[START]
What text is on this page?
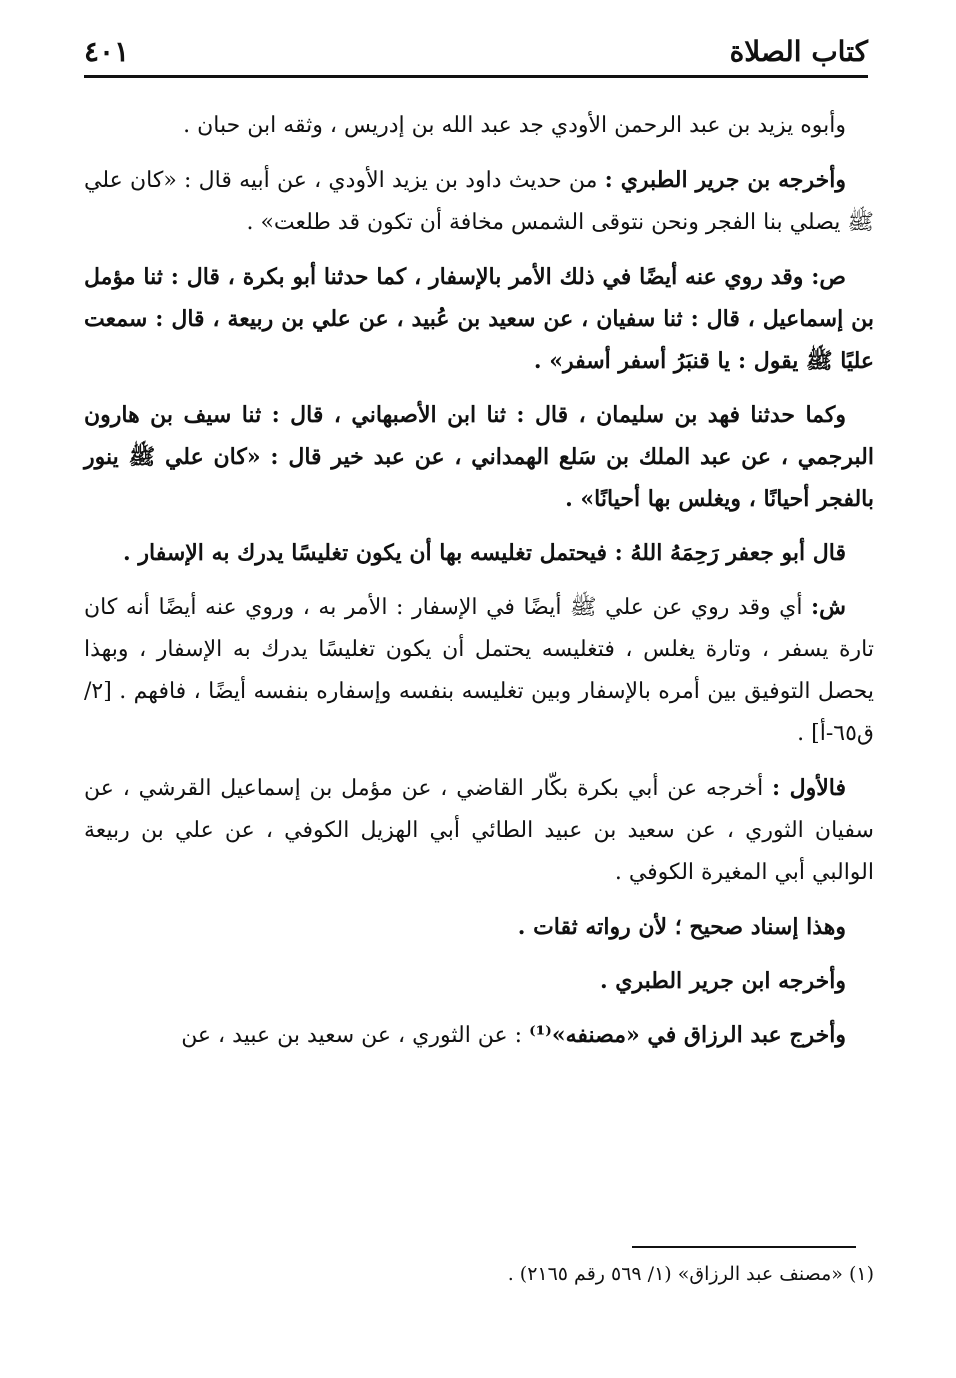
كتاب الصلاة
٤٠١

وأبوه يزيد بن عبد الرحمن الأودي جد عبد الله بن إدريس ، وثقه ابن حبان .

وأخرجه بن جرير الطبري : من حديث داود بن يزيد الأودي ، عن أبيه قال : «كان علي ﷺ يصلي بنا الفجر ونحن نتوقى الشمس مخافة أن تكون قد طلعت» .

ص: وقد روي عنه أيضًا في ذلك الأمر بالإسفار ، كما حدثنا أبو بكرة ، قال : ثنا مؤمل بن إسماعيل ، قال : ثنا سفيان ، عن سعيد بن عُبيد ، عن علي بن ربيعة ، قال : سمعت عليًا ﷺ يقول : يا قنبَرُ أسفر أسفر» .

وكما حدثنا فهد بن سليمان ، قال : ثنا ابن الأصبهاني ، قال : ثنا سيف بن هارون البرجمي ، عن عبد الملك بن سَلع الهمداني ، عن عبد خير قال : «كان علي ﷺ ينور بالفجر أحيانًا ، ويغلس بها أحيانًا» .

قال أبو جعفر رَحِمَهُ اللهُ : فيحتمل تغليسه بها أن يكون تغليسًا يدرك به الإسفار .

ش: أي وقد روي عن علي ﷺ أيضًا في الإسفار : الأمر به ، وروي عنه أيضًا أنه كان تارة يسفر ، وتارة يغلس ، فتغليسه يحتمل أن يكون تغليسًا يدرك به الإسفار ، وبهذا يحصل التوفيق بين أمره بالإسفار وبين تغليسه بنفسه وإسفاره بنفسه أيضًا ، فافهم . [٢/ ق٦٥-أ] .

فالأول : أخرجه عن أبي بكرة بكّار القاضي ، عن مؤمل بن إسماعيل القرشي ، عن سفيان الثوري ، عن سعيد بن عبيد الطائي أبي الهزيل الكوفي ، عن علي بن ربيعة الوالبي أبي المغيرة الكوفي .

وهذا إسناد صحيح ؛ لأن رواته ثقات .

وأخرجه ابن جرير الطبري .

وأخرج عبد الرزاق في «مصنفه»⁽¹⁾ : عن الثوري ، عن سعيد بن عبيد ، عن

(١)«مصنف عبد الرزاق» (١/ ٥٦٩ رقم ٢١٦٥) .
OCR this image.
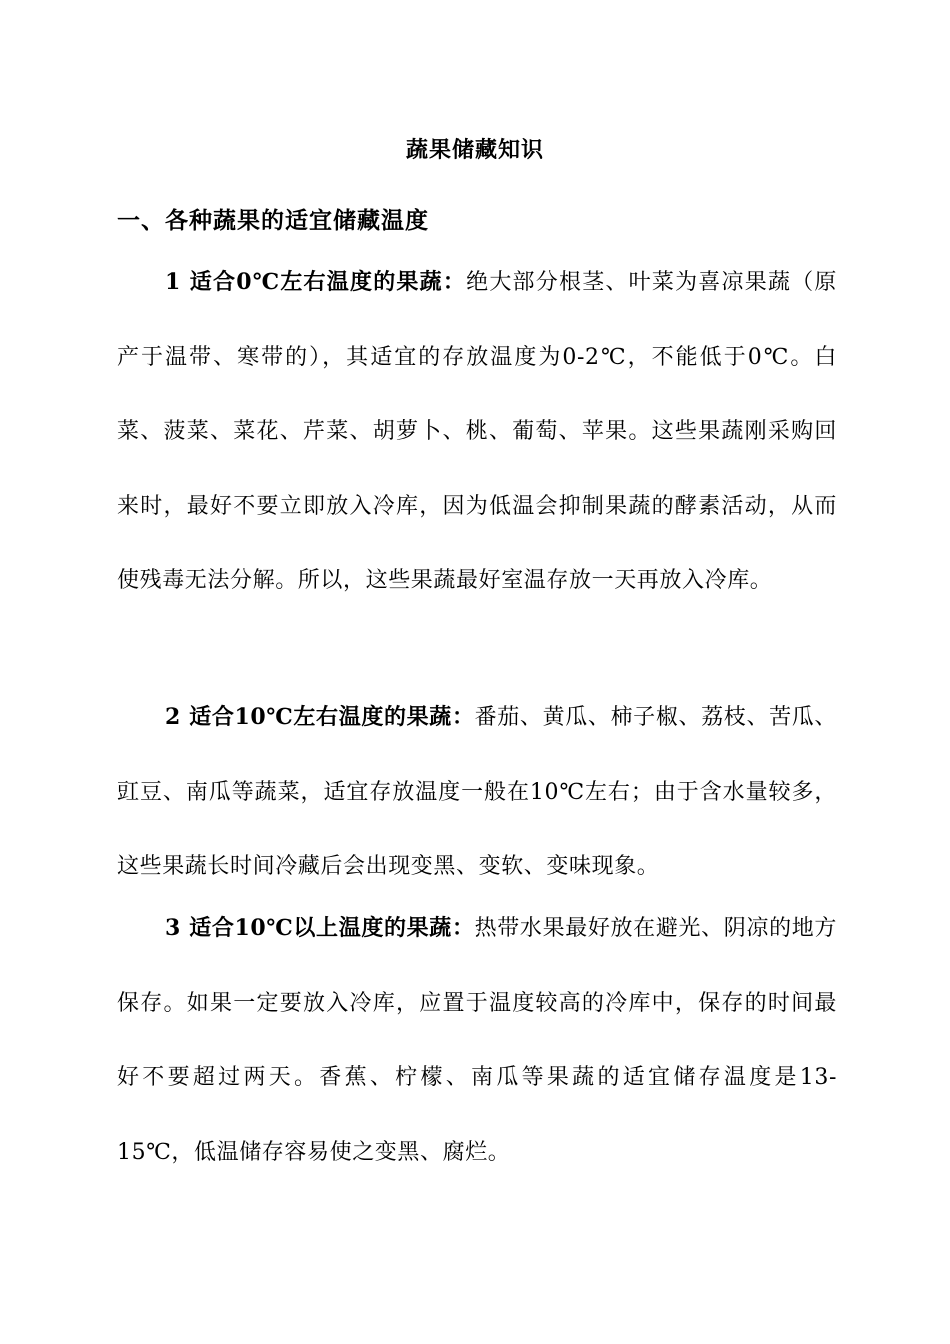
蔬果储藏知识
一、各种蔬果的适宜储藏温度

1 适合0℃左右温度的果蔬：绝大部分根茎、叶菜为喜凉果蔬（原产于温带、寒带的），其适宜的存放温度为0-2℃，不能低于0℃。白菜、菠菜、菜花、芹菜、胡萝卜、桃、葡萄、苹果。这些果蔬刚采购回来时，最好不要立即放入冷库，因为低温会抑制果蔬的酵素活动，从而使残毒无法分解。所以，这些果蔬最好室温存放一天再放入冷库。

2 适合10℃左右温度的果蔬：番茄、黄瓜、柿子椒、荔枝、苦瓜、豇豆、南瓜等蔬菜，适宜存放温度一般在10℃左右；由于含水量较多，这些果蔬长时间冷藏后会出现变黑、变软、变味现象。

3 适合10℃以上温度的果蔬：热带水果最好放在避光、阴凉的地方保存。如果一定要放入冷库，应置于温度较高的冷库中，保存的时间最好不要超过两天。香蕉、柠檬、南瓜等果蔬的适宜储存温度是13-15℃，低温储存容易使之变黑、腐烂。
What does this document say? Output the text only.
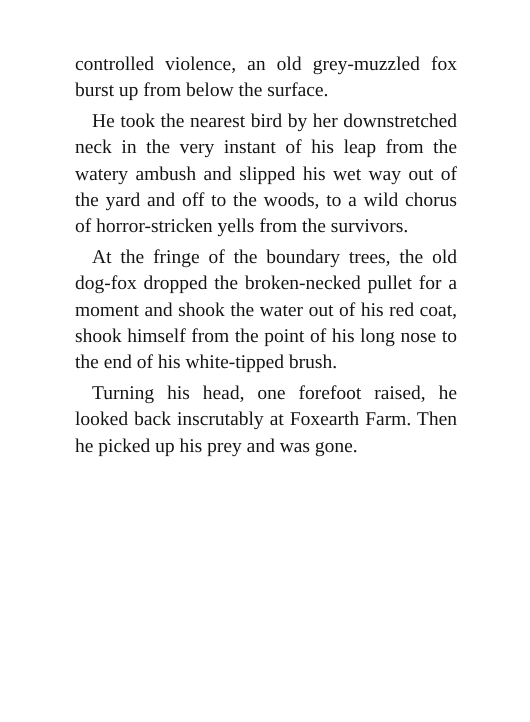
controlled violence, an old grey-muzzled fox burst up from below the surface.

He took the nearest bird by her downstretched neck in the very instant of his leap from the watery ambush and slipped his wet way out of the yard and off to the woods, to a wild chorus of horror-stricken yells from the survivors.

At the fringe of the boundary trees, the old dog-fox dropped the broken-necked pullet for a moment and shook the water out of his red coat, shook himself from the point of his long nose to the end of his white-tipped brush.

Turning his head, one forefoot raised, he looked back inscrutably at Foxearth Farm. Then he picked up his prey and was gone.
[END]
(GOAL): Repeat the entries exactly. Pictures are excluded from the copy.

(ANSWER BELOW):
What text is on this page?
كتاب الصلاة
٤٠١

وأبوه يزيد بن عبد الرحمن الأودي جد عبد الله بن إدريس ، وثقه ابن حبان .

وأخرجه بن جرير الطبري : من حديث داود بن يزيد الأودي ، عن أبيه قال : «كان علي ﷺ يصلي بنا الفجر ونحن نتوقى الشمس مخافة أن تكون قد طلعت» .

ص: وقد روي عنه أيضًا في ذلك الأمر بالإسفار ، كما حدثنا أبو بكرة ، قال : ثنا مؤمل بن إسماعيل ، قال : ثنا سفيان ، عن سعيد بن عُبيد ، عن علي بن ربيعة ، قال : سمعت عليًا ﷺ يقول : يا قنبَرُ أسفر أسفر» .

وكما حدثنا فهد بن سليمان ، قال : ثنا ابن الأصبهاني ، قال : ثنا سيف بن هارون البرجمي ، عن عبد الملك بن سَلع الهمداني ، عن عبد خير قال : «كان علي ﷺ ينور بالفجر أحيانًا ، ويغلس بها أحيانًا» .

قال أبو جعفر رَحِمَهُ اللهُ : فيحتمل تغليسه بها أن يكون تغليسًا يدرك به الإسفار .

ش: أي وقد روي عن علي ﷺ أيضًا في الإسفار : الأمر به ، وروي عنه أيضًا أنه كان تارة يسفر ، وتارة يغلس ، فتغليسه يحتمل أن يكون تغليسًا يدرك به الإسفار ، وبهذا يحصل التوفيق بين أمره بالإسفار وبين تغليسه بنفسه وإسفاره بنفسه أيضًا ، فافهم . [٢/ ق٦٥-أ] .

فالأول : أخرجه عن أبي بكرة بكّار القاضي ، عن مؤمل بن إسماعيل القرشي ، عن سفيان الثوري ، عن سعيد بن عبيد الطائي أبي الهزيل الكوفي ، عن علي بن ربيعة الوالبي أبي المغيرة الكوفي .

وهذا إسناد صحيح ؛ لأن رواته ثقات .

وأخرجه ابن جرير الطبري .

وأخرج عبد الرزاق في «مصنفه»⁽¹⁾ : عن الثوري ، عن سعيد بن عبيد ، عن

(١)«مصنف عبد الرزاق» (١/ ٥٦٩ رقم ٢١٦٥) .
OCR this image.
蔬果储藏知识
一、各种蔬果的适宜储藏温度

1 适合0℃左右温度的果蔬：绝大部分根茎、叶菜为喜凉果蔬（原产于温带、寒带的），其适宜的存放温度为0-2℃，不能低于0℃。白菜、菠菜、菜花、芹菜、胡萝卜、桃、葡萄、苹果。这些果蔬刚采购回来时，最好不要立即放入冷库，因为低温会抑制果蔬的酵素活动，从而使残毒无法分解。所以，这些果蔬最好室温存放一天再放入冷库。

2 适合10℃左右温度的果蔬：番茄、黄瓜、柿子椒、荔枝、苦瓜、豇豆、南瓜等蔬菜，适宜存放温度一般在10℃左右；由于含水量较多，这些果蔬长时间冷藏后会出现变黑、变软、变味现象。

3 适合10℃以上温度的果蔬：热带水果最好放在避光、阴凉的地方保存。如果一定要放入冷库，应置于温度较高的冷库中，保存的时间最好不要超过两天。香蕉、柠檬、南瓜等果蔬的适宜储存温度是13-15℃，低温储存容易使之变黑、腐烂。
What does this document say? Output the text only.
controlled violence, an old grey-muzzled fox burst up from below the surface.

He took the nearest bird by her downstretched neck in the very instant of his leap from the watery ambush and slipped his wet way out of the yard and off to the woods, to a wild chorus of horror-stricken yells from the survivors.

At the fringe of the boundary trees, the old dog-fox dropped the broken-necked pullet for a moment and shook the water out of his red coat, shook himself from the point of his long nose to the end of his white-tipped brush.

Turning his head, one forefoot raised, he looked back inscrutably at Foxearth Farm. Then he picked up his prey and was gone.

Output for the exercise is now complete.